### DESCRIPTION OF THE TASK:
Every line that contains the word "用代数式表示" should be copied out.

Saved data entries
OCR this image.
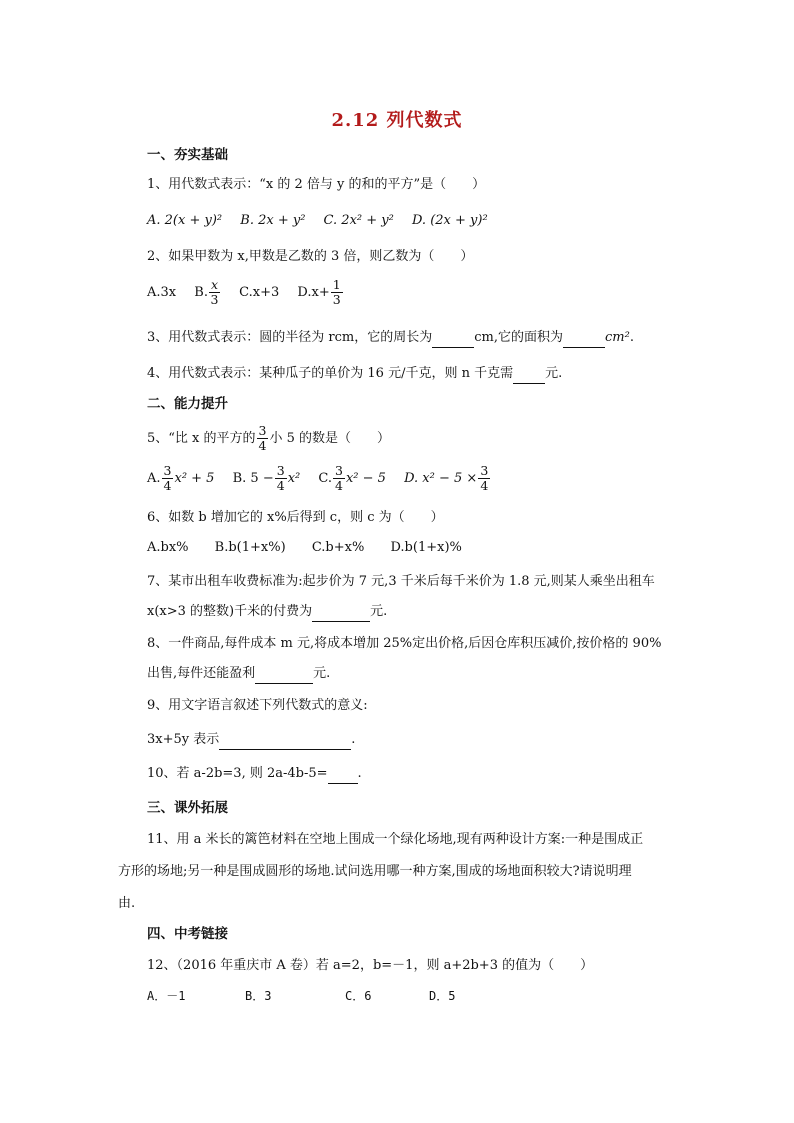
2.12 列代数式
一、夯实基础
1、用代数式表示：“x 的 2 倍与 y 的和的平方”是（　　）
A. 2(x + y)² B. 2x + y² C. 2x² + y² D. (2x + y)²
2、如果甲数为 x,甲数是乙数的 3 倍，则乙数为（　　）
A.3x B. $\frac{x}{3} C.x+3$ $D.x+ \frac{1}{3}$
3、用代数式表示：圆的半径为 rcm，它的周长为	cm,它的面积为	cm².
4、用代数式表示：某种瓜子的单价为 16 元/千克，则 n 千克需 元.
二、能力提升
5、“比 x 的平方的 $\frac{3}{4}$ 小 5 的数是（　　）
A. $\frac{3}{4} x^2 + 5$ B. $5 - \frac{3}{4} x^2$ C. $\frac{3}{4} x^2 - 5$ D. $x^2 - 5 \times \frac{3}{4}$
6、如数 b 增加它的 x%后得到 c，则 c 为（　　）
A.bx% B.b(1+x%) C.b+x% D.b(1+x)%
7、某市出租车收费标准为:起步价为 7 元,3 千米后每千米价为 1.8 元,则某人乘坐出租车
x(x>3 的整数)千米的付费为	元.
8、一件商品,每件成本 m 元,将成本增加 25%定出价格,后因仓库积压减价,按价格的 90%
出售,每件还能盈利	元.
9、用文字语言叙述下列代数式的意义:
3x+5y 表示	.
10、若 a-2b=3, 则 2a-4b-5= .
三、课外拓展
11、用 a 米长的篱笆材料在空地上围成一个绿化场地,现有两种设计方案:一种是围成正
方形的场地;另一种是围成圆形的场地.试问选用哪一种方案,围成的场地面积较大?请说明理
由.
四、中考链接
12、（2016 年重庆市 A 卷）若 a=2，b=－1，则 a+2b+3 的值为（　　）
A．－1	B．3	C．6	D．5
* * *
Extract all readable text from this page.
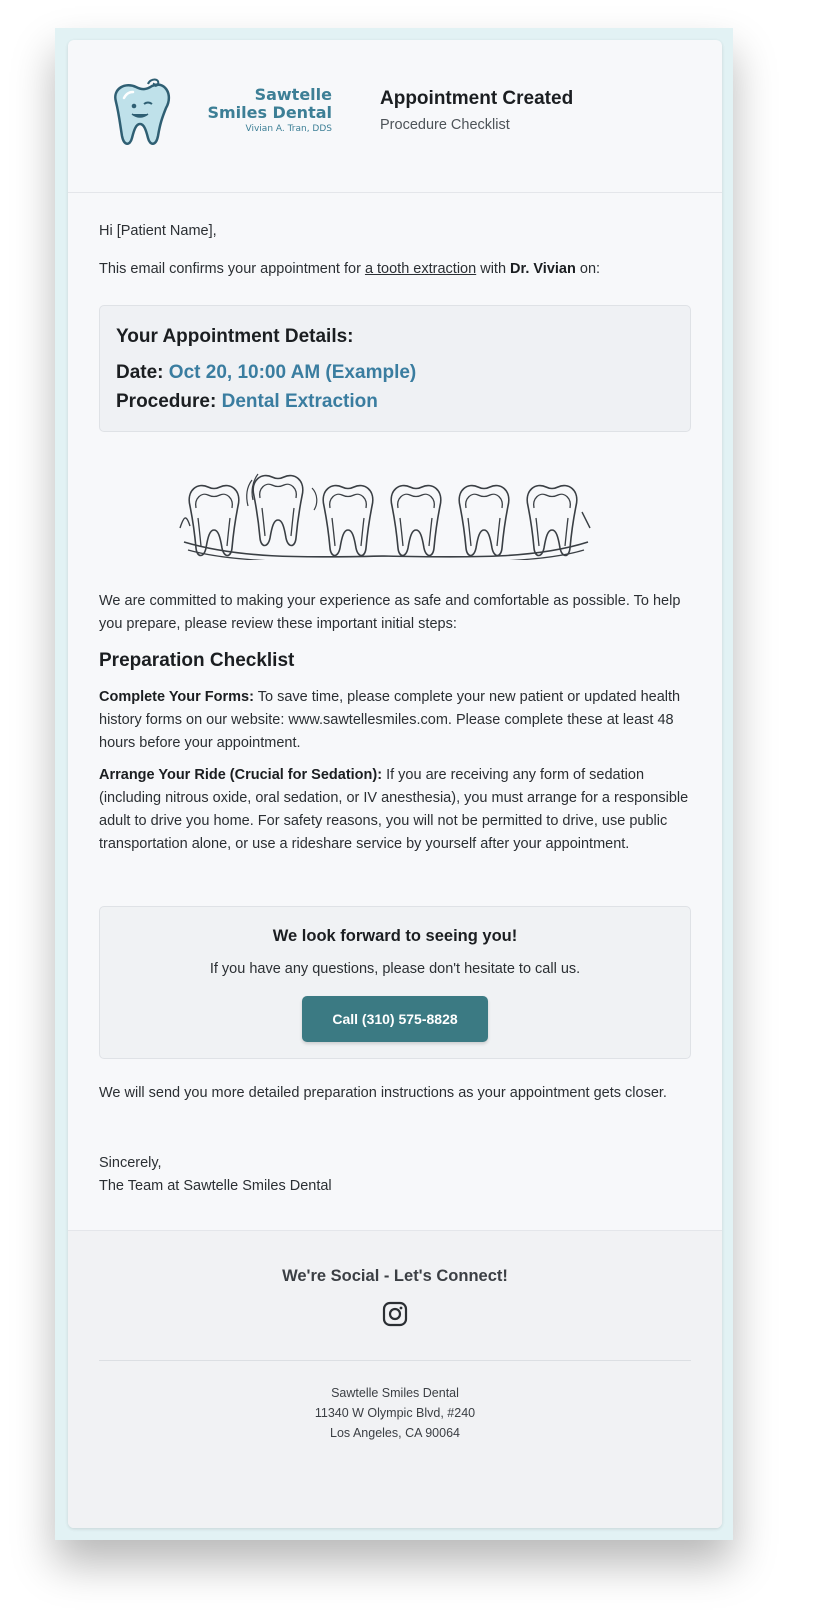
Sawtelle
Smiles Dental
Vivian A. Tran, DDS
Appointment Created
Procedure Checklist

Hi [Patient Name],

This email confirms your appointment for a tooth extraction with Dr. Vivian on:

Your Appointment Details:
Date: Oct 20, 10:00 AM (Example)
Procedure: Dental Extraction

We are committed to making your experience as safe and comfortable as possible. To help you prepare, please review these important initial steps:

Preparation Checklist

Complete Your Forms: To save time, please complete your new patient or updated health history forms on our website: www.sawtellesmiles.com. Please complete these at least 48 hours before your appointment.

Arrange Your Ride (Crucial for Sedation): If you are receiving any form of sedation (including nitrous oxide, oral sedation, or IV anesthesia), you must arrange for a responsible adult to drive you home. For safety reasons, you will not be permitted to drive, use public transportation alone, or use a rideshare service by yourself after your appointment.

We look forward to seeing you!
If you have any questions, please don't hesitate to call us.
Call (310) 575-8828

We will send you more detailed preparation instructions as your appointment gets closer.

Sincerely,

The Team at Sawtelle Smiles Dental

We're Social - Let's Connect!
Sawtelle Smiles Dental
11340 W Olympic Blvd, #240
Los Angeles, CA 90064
...
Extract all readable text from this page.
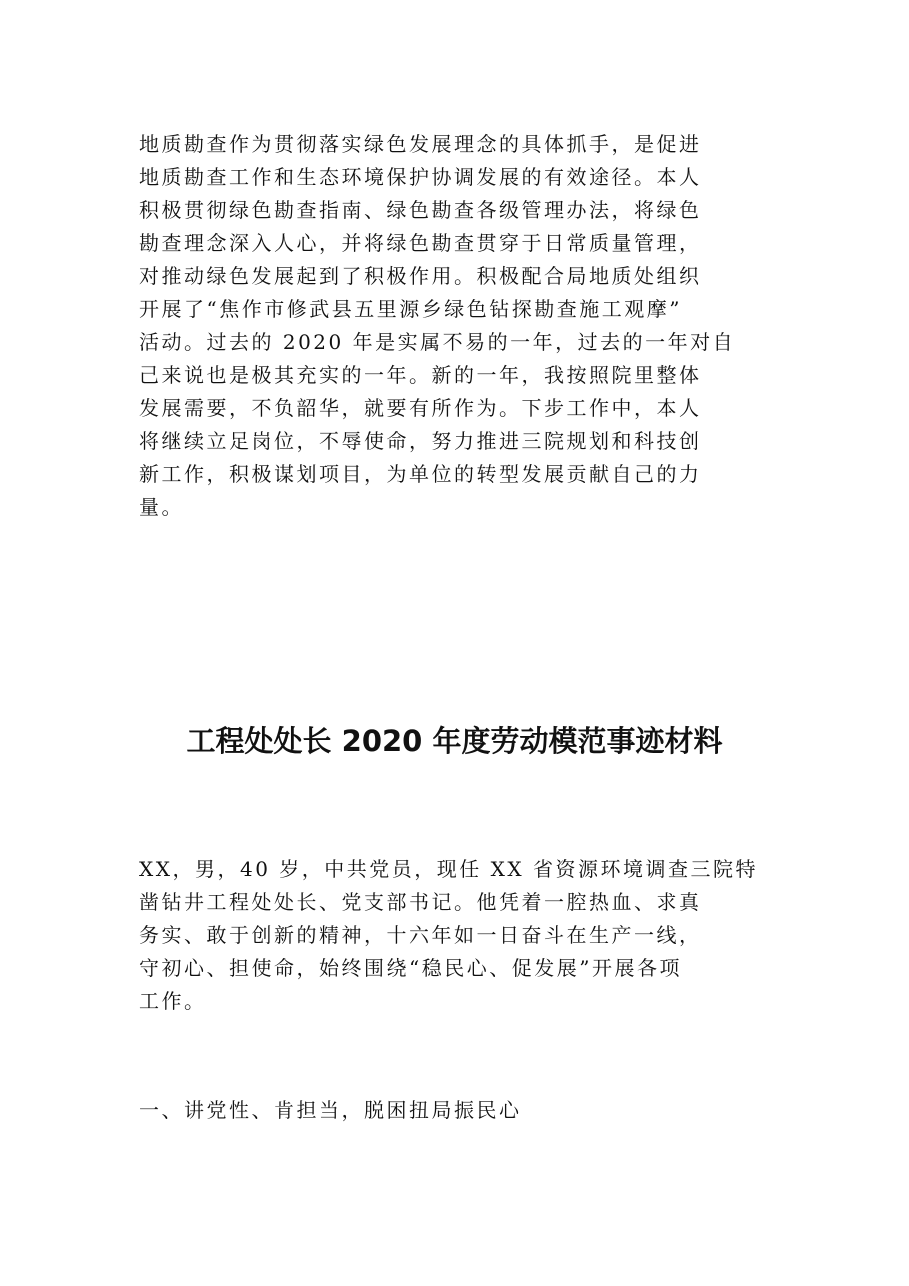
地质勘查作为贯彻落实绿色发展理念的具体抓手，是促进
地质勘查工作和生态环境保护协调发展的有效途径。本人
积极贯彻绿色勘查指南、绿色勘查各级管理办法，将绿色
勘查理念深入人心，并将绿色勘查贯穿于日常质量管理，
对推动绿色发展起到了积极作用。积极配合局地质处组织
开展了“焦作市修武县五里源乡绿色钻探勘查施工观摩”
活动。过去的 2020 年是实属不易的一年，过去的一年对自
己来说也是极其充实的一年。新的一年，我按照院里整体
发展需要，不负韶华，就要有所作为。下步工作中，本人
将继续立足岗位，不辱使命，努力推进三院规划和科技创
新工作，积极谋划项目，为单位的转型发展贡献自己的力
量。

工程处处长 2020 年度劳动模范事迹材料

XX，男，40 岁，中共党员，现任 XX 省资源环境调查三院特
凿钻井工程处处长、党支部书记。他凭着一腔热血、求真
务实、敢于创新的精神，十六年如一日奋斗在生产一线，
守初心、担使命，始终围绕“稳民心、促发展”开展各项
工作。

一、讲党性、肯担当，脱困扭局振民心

### TASK ANSWER:
1、用代数式表示：“x 的 2 倍与 y 的和的平方”是（　　）
3、用代数式表示：圆的半径为 rcm，它的周长为	cm,它的面积为	cm².
4、用代数式表示：某种瓜子的单价为 16 元/千克，则 n 千克需 元.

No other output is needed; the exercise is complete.